| Work to complete |
Set down each line of the material that follows, exactly, with no pictures.

─── Data records ───

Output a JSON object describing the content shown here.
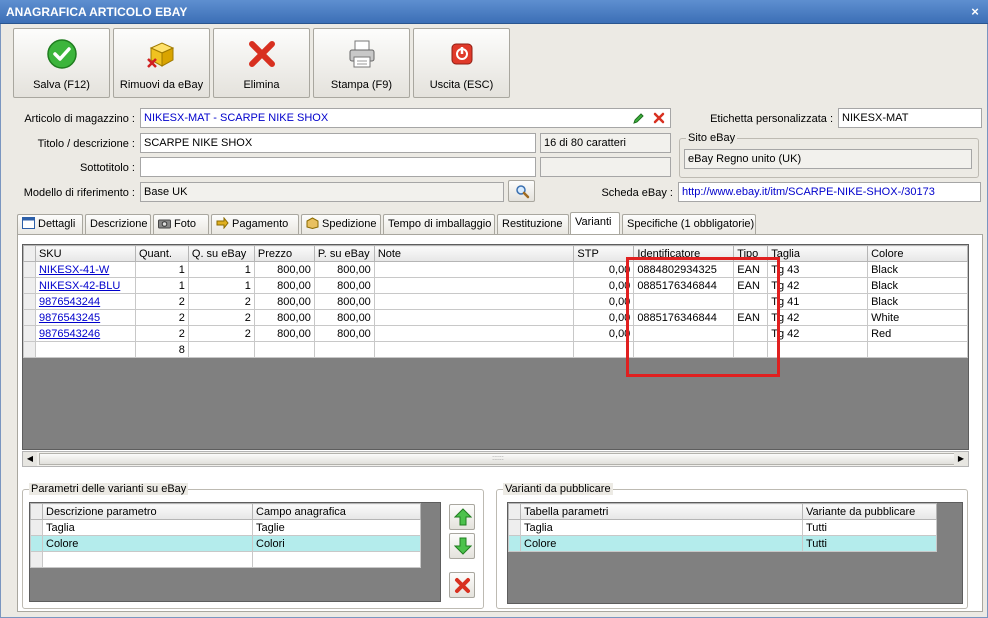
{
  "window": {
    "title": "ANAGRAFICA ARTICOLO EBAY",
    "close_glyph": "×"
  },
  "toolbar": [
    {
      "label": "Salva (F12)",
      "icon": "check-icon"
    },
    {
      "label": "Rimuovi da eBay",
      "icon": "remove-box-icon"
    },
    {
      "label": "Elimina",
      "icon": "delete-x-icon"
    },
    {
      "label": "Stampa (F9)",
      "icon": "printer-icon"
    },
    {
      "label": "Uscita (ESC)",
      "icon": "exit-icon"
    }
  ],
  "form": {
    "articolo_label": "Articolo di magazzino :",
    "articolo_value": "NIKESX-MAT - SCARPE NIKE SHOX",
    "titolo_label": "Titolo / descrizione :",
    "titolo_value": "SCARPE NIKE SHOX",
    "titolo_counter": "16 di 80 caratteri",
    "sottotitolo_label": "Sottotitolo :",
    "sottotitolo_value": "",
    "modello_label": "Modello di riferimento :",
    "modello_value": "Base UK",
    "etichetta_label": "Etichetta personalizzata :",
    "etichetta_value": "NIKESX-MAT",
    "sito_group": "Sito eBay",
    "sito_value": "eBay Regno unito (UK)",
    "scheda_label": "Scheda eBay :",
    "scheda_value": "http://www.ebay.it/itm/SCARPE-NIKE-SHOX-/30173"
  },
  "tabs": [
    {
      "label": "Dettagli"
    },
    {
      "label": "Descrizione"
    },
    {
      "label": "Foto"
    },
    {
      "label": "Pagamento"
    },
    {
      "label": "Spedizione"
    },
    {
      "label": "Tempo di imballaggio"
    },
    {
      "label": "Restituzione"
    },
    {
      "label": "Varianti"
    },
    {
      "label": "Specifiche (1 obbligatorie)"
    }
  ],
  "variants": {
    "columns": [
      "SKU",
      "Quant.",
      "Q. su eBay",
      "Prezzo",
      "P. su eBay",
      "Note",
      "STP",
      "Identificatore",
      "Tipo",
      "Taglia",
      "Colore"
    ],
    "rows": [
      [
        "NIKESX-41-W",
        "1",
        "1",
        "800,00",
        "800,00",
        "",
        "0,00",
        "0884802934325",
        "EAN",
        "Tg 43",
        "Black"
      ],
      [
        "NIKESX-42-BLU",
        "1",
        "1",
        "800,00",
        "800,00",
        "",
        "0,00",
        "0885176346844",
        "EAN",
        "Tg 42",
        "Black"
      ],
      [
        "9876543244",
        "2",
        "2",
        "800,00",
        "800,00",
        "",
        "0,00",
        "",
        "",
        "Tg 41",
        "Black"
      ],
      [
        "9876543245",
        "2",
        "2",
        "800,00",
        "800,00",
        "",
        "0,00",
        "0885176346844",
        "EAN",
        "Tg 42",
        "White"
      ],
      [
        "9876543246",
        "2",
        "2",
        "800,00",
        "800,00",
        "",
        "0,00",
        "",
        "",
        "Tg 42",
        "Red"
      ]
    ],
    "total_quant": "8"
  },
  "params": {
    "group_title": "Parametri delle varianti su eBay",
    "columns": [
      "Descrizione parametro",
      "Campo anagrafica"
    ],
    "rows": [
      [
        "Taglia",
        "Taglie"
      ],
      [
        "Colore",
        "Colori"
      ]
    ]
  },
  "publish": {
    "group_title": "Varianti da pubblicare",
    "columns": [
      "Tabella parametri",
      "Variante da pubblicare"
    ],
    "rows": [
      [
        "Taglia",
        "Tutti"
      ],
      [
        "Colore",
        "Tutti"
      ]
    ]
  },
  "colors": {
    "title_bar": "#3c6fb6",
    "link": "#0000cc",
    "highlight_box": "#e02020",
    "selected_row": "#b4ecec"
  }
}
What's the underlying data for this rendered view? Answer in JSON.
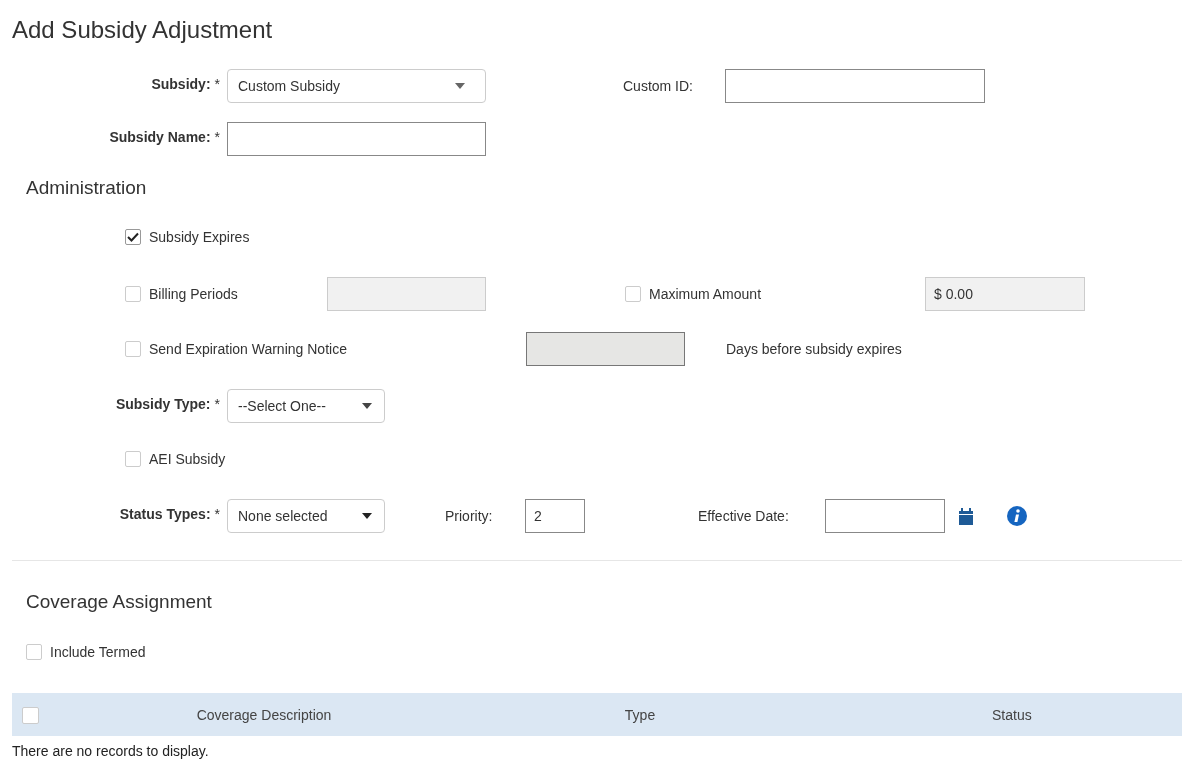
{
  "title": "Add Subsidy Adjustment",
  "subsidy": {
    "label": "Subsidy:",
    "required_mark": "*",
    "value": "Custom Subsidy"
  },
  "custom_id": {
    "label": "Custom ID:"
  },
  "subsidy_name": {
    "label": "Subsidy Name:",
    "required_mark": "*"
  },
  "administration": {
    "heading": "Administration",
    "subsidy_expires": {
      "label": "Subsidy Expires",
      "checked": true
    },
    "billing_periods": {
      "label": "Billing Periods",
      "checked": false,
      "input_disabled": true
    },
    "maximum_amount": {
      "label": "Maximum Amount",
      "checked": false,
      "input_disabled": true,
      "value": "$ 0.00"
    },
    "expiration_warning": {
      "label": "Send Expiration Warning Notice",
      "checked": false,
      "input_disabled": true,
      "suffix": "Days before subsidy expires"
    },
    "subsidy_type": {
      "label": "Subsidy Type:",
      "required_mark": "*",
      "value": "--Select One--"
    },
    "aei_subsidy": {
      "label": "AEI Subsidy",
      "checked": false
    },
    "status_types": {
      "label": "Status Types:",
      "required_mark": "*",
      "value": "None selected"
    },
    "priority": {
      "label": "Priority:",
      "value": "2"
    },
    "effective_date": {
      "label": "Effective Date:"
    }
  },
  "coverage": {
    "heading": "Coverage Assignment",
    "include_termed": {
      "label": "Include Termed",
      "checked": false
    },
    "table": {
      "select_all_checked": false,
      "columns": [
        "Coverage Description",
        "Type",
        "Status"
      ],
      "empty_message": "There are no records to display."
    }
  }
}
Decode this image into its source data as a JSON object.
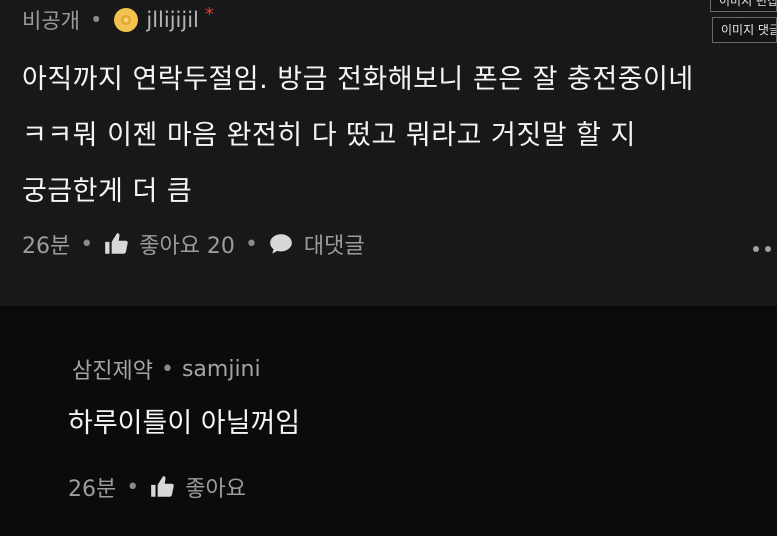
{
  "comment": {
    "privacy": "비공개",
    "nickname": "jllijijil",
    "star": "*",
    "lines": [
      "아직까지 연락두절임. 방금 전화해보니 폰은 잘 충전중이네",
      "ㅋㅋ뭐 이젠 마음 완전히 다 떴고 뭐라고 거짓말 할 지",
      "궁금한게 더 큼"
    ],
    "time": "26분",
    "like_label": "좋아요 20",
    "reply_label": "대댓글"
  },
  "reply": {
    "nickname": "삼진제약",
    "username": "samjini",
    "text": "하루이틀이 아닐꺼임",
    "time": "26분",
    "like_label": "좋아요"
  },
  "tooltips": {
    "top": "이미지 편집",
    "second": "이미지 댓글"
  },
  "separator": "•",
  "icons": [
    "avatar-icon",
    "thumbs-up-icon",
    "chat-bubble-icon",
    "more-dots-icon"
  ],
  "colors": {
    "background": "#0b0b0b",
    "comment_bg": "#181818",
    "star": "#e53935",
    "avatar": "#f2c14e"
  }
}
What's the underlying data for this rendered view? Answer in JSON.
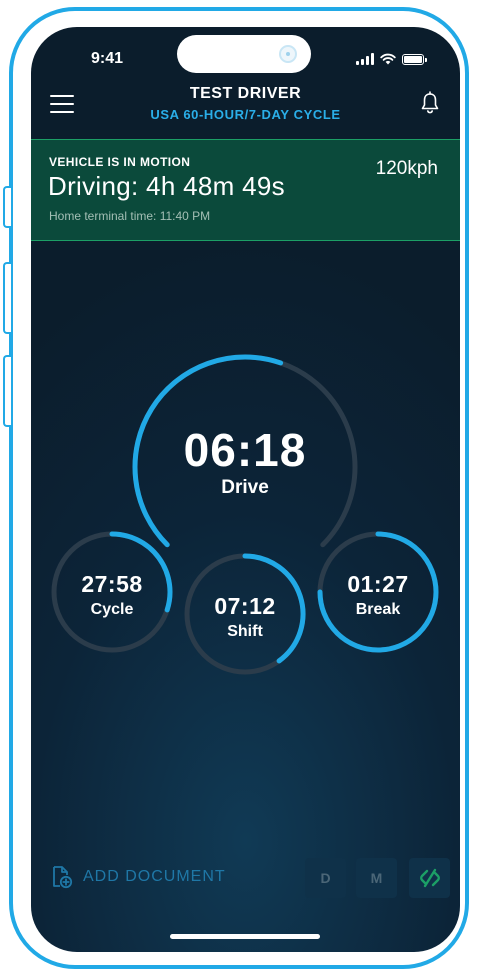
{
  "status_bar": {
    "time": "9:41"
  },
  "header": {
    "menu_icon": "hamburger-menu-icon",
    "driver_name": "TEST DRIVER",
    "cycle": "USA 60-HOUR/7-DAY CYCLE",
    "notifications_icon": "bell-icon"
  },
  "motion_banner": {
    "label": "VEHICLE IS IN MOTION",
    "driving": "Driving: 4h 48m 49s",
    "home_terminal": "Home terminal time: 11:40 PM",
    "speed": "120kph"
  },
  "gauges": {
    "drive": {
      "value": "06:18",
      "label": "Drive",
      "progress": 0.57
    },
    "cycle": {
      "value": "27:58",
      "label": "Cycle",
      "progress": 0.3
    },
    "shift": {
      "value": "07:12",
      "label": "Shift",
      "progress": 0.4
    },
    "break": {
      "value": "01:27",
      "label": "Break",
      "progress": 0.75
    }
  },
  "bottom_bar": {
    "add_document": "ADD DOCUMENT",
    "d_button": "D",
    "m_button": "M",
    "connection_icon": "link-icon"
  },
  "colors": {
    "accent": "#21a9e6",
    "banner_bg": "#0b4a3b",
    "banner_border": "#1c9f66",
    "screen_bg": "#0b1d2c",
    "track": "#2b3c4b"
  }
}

───

| In response |
Output a JSON object describing the content shown here.
{
  "window": {
    "title": "ANAGRAFICA ARTICOLO EBAY",
    "close_glyph": "×"
  },
  "toolbar": [
    {
      "label": "Salva (F12)",
      "icon": "check-icon"
    },
    {
      "label": "Rimuovi da eBay",
      "icon": "remove-box-icon"
    },
    {
      "label": "Elimina",
      "icon": "delete-x-icon"
    },
    {
      "label": "Stampa (F9)",
      "icon": "printer-icon"
    },
    {
      "label": "Uscita (ESC)",
      "icon": "exit-icon"
    }
  ],
  "form": {
    "articolo_label": "Articolo di magazzino :",
    "articolo_value": "NIKESX-MAT - SCARPE NIKE SHOX",
    "titolo_label": "Titolo / descrizione :",
    "titolo_value": "SCARPE NIKE SHOX",
    "titolo_counter": "16 di 80 caratteri",
    "sottotitolo_label": "Sottotitolo :",
    "sottotitolo_value": "",
    "modello_label": "Modello di riferimento :",
    "modello_value": "Base UK",
    "etichetta_label": "Etichetta personalizzata :",
    "etichetta_value": "NIKESX-MAT",
    "sito_group": "Sito eBay",
    "sito_value": "eBay Regno unito (UK)",
    "scheda_label": "Scheda eBay :",
    "scheda_value": "http://www.ebay.it/itm/SCARPE-NIKE-SHOX-/30173"
  },
  "tabs": [
    {
      "label": "Dettagli"
    },
    {
      "label": "Descrizione"
    },
    {
      "label": "Foto"
    },
    {
      "label": "Pagamento"
    },
    {
      "label": "Spedizione"
    },
    {
      "label": "Tempo di imballaggio"
    },
    {
      "label": "Restituzione"
    },
    {
      "label": "Varianti"
    },
    {
      "label": "Specifiche (1 obbligatorie)"
    }
  ],
  "variants": {
    "columns": [
      "SKU",
      "Quant.",
      "Q. su eBay",
      "Prezzo",
      "P. su eBay",
      "Note",
      "STP",
      "Identificatore",
      "Tipo",
      "Taglia",
      "Colore"
    ],
    "rows": [
      [
        "NIKESX-41-W",
        "1",
        "1",
        "800,00",
        "800,00",
        "",
        "0,00",
        "0884802934325",
        "EAN",
        "Tg 43",
        "Black"
      ],
      [
        "NIKESX-42-BLU",
        "1",
        "1",
        "800,00",
        "800,00",
        "",
        "0,00",
        "0885176346844",
        "EAN",
        "Tg 42",
        "Black"
      ],
      [
        "9876543244",
        "2",
        "2",
        "800,00",
        "800,00",
        "",
        "0,00",
        "",
        "",
        "Tg 41",
        "Black"
      ],
      [
        "9876543245",
        "2",
        "2",
        "800,00",
        "800,00",
        "",
        "0,00",
        "0885176346844",
        "EAN",
        "Tg 42",
        "White"
      ],
      [
        "9876543246",
        "2",
        "2",
        "800,00",
        "800,00",
        "",
        "0,00",
        "",
        "",
        "Tg 42",
        "Red"
      ]
    ],
    "total_quant": "8"
  },
  "params": {
    "group_title": "Parametri delle varianti su eBay",
    "columns": [
      "Descrizione parametro",
      "Campo anagrafica"
    ],
    "rows": [
      [
        "Taglia",
        "Taglie"
      ],
      [
        "Colore",
        "Colori"
      ]
    ]
  },
  "publish": {
    "group_title": "Varianti da pubblicare",
    "columns": [
      "Tabella parametri",
      "Variante da pubblicare"
    ],
    "rows": [
      [
        "Taglia",
        "Tutti"
      ],
      [
        "Colore",
        "Tutti"
      ]
    ]
  },
  "colors": {
    "title_bar": "#3c6fb6",
    "link": "#0000cc",
    "highlight_box": "#e02020",
    "selected_row": "#b4ecec"
  }
}
What's the underlying data for this rendered view? Answer in JSON.
{
  "title": "Add Subsidy Adjustment",
  "subsidy": {
    "label": "Subsidy:",
    "required_mark": "*",
    "value": "Custom Subsidy"
  },
  "custom_id": {
    "label": "Custom ID:"
  },
  "subsidy_name": {
    "label": "Subsidy Name:",
    "required_mark": "*"
  },
  "administration": {
    "heading": "Administration",
    "subsidy_expires": {
      "label": "Subsidy Expires",
      "checked": true
    },
    "billing_periods": {
      "label": "Billing Periods",
      "checked": false,
      "input_disabled": true
    },
    "maximum_amount": {
      "label": "Maximum Amount",
      "checked": false,
      "input_disabled": true,
      "value": "$ 0.00"
    },
    "expiration_warning": {
      "label": "Send Expiration Warning Notice",
      "checked": false,
      "input_disabled": true,
      "suffix": "Days before subsidy expires"
    },
    "subsidy_type": {
      "label": "Subsidy Type:",
      "required_mark": "*",
      "value": "--Select One--"
    },
    "aei_subsidy": {
      "label": "AEI Subsidy",
      "checked": false
    },
    "status_types": {
      "label": "Status Types:",
      "required_mark": "*",
      "value": "None selected"
    },
    "priority": {
      "label": "Priority:",
      "value": "2"
    },
    "effective_date": {
      "label": "Effective Date:"
    }
  },
  "coverage": {
    "heading": "Coverage Assignment",
    "include_termed": {
      "label": "Include Termed",
      "checked": false
    },
    "table": {
      "select_all_checked": false,
      "columns": [
        "Coverage Description",
        "Type",
        "Status"
      ],
      "empty_message": "There are no records to display."
    }
  }
}
Decode this image into its source data as a JSON object.
{
  "comment": {
    "privacy": "비공개",
    "nickname": "jllijijil",
    "star": "*",
    "lines": [
      "아직까지 연락두절임. 방금 전화해보니 폰은 잘 충전중이네",
      "ㅋㅋ뭐 이젠 마음 완전히 다 떴고 뭐라고 거짓말 할 지",
      "궁금한게 더 큼"
    ],
    "time": "26분",
    "like_label": "좋아요 20",
    "reply_label": "대댓글"
  },
  "reply": {
    "nickname": "삼진제약",
    "username": "samjini",
    "text": "하루이틀이 아닐꺼임",
    "time": "26분",
    "like_label": "좋아요"
  },
  "tooltips": {
    "top": "이미지 편집",
    "second": "이미지 댓글"
  },
  "separator": "•",
  "icons": [
    "avatar-icon",
    "thumbs-up-icon",
    "chat-bubble-icon",
    "more-dots-icon"
  ],
  "colors": {
    "background": "#0b0b0b",
    "comment_bg": "#181818",
    "star": "#e53935",
    "avatar": "#f2c14e"
  }
}
What's the underlying data for this rendered view? Answer in JSON.
{
  "status_bar": {
    "time": "9:41"
  },
  "header": {
    "menu_icon": "hamburger-menu-icon",
    "driver_name": "TEST DRIVER",
    "cycle": "USA 60-HOUR/7-DAY CYCLE",
    "notifications_icon": "bell-icon"
  },
  "motion_banner": {
    "label": "VEHICLE IS IN MOTION",
    "driving": "Driving: 4h 48m 49s",
    "home_terminal": "Home terminal time: 11:40 PM",
    "speed": "120kph"
  },
  "gauges": {
    "drive": {
      "value": "06:18",
      "label": "Drive",
      "progress": 0.57
    },
    "cycle": {
      "value": "27:58",
      "label": "Cycle",
      "progress": 0.3
    },
    "shift": {
      "value": "07:12",
      "label": "Shift",
      "progress": 0.4
    },
    "break": {
      "value": "01:27",
      "label": "Break",
      "progress": 0.75
    }
  },
  "bottom_bar": {
    "add_document": "ADD DOCUMENT",
    "d_button": "D",
    "m_button": "M",
    "connection_icon": "link-icon"
  },
  "colors": {
    "accent": "#21a9e6",
    "banner_bg": "#0b4a3b",
    "banner_border": "#1c9f66",
    "screen_bg": "#0b1d2c",
    "track": "#2b3c4b"
  }
}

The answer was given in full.